Brief: Search the material below for the string "green" and list each line that holds it.

(Records from a collection of figures)
"""

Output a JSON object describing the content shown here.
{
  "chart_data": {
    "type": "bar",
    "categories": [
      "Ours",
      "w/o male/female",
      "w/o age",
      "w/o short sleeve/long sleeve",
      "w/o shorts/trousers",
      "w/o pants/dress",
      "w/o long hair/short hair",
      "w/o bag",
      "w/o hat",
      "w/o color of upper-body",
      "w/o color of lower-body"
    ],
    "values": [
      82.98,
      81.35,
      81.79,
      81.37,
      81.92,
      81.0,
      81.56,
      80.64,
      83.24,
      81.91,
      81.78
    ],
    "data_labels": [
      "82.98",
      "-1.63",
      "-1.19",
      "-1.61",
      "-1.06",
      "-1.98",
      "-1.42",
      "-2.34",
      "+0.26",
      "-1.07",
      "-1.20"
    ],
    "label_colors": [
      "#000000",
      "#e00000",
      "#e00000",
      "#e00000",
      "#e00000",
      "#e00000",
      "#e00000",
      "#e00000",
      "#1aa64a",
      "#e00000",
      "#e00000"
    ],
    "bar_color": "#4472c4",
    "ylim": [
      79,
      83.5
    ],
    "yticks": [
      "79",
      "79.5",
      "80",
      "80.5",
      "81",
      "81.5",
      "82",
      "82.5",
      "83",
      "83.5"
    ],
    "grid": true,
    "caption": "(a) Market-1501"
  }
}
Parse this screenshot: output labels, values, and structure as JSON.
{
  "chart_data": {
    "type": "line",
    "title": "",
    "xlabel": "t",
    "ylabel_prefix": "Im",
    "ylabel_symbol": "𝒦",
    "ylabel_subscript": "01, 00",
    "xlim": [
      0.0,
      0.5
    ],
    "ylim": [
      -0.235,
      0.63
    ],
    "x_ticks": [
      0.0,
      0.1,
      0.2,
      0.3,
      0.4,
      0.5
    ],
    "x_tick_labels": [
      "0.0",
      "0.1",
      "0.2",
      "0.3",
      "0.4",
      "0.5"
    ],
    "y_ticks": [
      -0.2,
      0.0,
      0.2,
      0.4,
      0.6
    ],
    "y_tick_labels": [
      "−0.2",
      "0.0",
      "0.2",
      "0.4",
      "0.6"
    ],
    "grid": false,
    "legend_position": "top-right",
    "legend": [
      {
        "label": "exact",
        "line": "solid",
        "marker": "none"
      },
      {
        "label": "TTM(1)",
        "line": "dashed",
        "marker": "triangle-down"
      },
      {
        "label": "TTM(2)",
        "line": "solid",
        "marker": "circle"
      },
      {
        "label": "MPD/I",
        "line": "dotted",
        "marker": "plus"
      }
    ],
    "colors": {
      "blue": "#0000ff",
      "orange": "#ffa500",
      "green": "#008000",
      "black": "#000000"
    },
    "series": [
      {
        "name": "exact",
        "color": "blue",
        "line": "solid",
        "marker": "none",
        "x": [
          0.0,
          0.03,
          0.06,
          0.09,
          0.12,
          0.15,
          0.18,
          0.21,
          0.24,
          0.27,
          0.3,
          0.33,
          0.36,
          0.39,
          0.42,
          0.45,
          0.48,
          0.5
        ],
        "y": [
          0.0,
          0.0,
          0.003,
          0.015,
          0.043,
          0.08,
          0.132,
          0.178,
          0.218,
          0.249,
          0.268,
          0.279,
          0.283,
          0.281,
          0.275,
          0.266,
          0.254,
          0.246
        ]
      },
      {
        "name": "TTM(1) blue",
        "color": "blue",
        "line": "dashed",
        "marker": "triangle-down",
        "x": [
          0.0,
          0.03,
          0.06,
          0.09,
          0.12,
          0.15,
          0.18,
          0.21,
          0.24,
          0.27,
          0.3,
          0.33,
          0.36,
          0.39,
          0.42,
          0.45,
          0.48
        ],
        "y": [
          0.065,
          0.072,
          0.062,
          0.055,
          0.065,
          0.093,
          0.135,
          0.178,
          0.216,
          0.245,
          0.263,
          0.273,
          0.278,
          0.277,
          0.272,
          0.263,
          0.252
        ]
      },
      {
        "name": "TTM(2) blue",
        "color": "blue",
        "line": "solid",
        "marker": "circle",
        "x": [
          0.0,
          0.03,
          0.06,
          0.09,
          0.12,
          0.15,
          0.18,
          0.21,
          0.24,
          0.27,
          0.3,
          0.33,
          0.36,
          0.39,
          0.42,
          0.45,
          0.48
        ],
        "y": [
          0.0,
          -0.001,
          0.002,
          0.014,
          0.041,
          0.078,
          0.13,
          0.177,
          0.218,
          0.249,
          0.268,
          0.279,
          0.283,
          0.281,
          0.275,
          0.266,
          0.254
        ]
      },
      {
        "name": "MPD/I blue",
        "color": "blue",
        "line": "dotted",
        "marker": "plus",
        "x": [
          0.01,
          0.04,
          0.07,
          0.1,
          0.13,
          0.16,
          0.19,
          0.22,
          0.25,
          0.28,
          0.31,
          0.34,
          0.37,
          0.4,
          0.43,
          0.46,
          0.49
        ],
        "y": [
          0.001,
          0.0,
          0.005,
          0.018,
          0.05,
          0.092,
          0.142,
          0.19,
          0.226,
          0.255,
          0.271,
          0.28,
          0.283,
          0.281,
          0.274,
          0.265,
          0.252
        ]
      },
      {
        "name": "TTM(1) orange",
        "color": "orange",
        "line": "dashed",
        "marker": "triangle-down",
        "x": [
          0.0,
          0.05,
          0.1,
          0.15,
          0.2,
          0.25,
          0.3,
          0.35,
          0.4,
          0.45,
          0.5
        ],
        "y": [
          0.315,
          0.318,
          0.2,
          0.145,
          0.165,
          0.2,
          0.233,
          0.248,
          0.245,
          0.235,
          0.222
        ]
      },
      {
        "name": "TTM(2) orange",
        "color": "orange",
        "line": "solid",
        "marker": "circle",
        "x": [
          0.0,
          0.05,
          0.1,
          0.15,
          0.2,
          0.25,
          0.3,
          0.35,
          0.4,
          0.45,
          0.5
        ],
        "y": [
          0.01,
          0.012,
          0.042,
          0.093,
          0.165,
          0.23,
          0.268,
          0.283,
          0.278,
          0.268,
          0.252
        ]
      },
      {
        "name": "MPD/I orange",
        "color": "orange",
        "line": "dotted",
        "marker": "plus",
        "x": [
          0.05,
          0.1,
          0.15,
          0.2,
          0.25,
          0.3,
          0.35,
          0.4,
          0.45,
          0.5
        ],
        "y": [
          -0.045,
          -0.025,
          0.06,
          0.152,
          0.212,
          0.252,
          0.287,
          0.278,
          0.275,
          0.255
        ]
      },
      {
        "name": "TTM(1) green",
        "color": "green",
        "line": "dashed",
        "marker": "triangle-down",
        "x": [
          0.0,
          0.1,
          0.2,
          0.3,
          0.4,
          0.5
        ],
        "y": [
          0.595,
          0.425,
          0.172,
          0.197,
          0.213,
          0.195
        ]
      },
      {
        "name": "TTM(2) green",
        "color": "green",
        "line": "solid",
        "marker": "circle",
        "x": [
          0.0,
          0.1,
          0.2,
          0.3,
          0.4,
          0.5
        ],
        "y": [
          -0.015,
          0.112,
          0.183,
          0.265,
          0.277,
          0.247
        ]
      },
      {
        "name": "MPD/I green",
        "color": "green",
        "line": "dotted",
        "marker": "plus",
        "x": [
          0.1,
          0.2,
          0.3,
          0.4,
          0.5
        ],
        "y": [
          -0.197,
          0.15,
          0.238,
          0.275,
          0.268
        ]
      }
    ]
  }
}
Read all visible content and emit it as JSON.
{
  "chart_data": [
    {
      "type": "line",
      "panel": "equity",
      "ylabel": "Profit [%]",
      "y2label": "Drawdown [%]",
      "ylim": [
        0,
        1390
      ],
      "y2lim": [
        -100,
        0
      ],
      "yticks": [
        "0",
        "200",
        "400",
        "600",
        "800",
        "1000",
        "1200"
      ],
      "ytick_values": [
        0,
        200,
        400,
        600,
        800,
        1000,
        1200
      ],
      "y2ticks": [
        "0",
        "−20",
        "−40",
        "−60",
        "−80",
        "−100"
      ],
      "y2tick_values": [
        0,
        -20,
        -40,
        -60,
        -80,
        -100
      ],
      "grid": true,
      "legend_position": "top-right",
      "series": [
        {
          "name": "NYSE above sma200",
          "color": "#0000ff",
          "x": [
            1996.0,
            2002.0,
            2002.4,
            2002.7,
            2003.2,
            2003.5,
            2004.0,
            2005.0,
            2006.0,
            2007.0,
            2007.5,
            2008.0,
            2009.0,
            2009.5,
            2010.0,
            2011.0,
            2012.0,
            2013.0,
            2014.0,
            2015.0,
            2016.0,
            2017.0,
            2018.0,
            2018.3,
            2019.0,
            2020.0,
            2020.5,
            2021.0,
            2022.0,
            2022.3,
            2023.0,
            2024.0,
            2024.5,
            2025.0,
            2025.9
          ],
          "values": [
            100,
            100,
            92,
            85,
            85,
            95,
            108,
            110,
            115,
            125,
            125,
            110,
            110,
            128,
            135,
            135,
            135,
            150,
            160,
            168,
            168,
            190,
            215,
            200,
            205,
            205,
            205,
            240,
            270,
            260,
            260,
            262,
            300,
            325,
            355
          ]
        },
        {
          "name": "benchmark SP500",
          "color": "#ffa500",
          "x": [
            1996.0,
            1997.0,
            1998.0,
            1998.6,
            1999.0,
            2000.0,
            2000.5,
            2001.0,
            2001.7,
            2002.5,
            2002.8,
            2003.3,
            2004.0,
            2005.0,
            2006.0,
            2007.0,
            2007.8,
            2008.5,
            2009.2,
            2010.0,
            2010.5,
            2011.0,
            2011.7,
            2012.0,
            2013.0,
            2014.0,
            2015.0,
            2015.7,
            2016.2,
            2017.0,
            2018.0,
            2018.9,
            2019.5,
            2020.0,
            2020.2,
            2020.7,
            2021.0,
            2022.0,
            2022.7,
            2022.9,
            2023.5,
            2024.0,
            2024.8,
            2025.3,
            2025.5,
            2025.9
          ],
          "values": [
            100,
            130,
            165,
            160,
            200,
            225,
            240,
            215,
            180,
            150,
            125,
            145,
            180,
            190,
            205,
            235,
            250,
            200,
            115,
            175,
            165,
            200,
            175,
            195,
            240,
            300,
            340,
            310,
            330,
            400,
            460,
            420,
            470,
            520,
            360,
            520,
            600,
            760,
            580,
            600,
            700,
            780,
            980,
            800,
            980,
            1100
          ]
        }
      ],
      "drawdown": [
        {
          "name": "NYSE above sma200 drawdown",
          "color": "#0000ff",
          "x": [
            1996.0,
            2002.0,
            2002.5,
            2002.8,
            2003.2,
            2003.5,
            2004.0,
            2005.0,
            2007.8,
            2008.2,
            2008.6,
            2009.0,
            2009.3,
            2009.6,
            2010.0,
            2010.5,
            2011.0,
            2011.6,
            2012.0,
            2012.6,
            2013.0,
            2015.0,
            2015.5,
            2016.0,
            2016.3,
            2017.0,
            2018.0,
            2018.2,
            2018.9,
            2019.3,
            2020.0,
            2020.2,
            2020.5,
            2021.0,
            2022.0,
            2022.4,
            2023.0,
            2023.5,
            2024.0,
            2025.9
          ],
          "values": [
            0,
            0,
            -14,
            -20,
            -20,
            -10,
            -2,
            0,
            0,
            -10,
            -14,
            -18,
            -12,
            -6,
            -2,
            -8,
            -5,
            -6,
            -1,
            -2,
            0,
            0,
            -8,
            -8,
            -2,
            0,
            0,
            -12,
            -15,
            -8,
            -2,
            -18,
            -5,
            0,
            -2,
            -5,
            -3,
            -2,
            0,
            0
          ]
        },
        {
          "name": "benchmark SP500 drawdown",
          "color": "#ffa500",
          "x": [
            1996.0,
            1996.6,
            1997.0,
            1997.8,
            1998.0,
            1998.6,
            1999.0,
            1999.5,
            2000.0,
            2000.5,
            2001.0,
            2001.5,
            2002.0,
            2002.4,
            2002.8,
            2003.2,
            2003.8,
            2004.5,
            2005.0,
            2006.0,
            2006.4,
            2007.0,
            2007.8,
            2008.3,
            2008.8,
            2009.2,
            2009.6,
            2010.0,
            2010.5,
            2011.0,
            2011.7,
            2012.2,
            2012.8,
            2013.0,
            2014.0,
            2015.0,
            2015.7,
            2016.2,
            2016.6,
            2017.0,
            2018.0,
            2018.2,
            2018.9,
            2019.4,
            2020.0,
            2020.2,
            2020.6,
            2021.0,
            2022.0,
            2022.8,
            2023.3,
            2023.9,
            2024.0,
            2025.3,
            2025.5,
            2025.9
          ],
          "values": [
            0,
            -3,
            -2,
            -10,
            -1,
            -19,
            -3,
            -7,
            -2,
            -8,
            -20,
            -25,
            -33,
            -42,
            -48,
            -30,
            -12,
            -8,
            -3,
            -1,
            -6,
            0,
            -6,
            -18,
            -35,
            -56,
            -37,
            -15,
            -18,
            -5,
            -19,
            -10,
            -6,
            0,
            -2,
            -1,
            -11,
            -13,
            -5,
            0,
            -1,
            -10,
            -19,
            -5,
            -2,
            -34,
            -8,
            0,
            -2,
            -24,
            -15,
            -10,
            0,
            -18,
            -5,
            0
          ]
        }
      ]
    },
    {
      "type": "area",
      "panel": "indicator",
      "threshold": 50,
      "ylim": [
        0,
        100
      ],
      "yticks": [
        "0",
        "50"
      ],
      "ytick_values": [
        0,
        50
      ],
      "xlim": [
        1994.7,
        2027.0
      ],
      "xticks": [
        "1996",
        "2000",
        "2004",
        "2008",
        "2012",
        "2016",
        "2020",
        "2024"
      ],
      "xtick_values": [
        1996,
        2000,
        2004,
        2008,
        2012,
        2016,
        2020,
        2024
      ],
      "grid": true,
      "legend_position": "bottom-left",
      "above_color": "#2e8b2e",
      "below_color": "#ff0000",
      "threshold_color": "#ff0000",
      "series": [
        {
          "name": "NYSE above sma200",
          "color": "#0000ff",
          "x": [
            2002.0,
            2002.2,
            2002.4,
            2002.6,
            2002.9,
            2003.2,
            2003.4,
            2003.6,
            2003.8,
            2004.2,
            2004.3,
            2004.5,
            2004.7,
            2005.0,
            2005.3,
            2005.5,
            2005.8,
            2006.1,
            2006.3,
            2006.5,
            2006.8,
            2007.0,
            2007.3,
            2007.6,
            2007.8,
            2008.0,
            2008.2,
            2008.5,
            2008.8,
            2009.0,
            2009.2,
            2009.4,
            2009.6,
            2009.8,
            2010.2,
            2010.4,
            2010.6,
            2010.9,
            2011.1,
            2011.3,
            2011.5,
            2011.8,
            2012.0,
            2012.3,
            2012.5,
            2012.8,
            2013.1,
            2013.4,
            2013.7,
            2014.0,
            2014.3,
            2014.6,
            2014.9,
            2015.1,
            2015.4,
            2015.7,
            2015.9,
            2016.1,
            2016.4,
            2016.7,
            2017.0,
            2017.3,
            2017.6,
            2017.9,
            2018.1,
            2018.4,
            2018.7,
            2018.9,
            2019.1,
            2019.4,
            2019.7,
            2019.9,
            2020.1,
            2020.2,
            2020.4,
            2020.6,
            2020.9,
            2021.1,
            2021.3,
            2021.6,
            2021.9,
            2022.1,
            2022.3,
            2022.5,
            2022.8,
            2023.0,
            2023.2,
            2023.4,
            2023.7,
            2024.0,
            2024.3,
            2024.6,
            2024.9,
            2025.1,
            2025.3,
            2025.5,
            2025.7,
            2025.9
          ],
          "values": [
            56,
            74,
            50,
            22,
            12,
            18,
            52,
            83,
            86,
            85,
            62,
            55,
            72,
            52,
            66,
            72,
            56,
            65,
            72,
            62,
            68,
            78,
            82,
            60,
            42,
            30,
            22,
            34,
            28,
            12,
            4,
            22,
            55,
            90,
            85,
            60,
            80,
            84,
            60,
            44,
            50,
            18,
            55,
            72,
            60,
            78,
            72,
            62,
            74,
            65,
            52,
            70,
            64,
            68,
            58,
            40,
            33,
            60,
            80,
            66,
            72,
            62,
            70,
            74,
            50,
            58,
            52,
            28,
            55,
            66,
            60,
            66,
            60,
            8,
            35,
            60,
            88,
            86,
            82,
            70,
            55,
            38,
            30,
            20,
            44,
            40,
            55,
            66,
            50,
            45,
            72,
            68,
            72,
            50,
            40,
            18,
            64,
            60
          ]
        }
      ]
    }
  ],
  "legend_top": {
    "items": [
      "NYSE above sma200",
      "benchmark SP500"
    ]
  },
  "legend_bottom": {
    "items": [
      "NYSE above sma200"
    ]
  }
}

"""

Answer to this task:
      "green": "#008000",
        "name": "TTM(1) green",
        "color": "green",
        "name": "TTM(2) green",
        "color": "green",
        "name": "MPD/I green",
        "color": "green",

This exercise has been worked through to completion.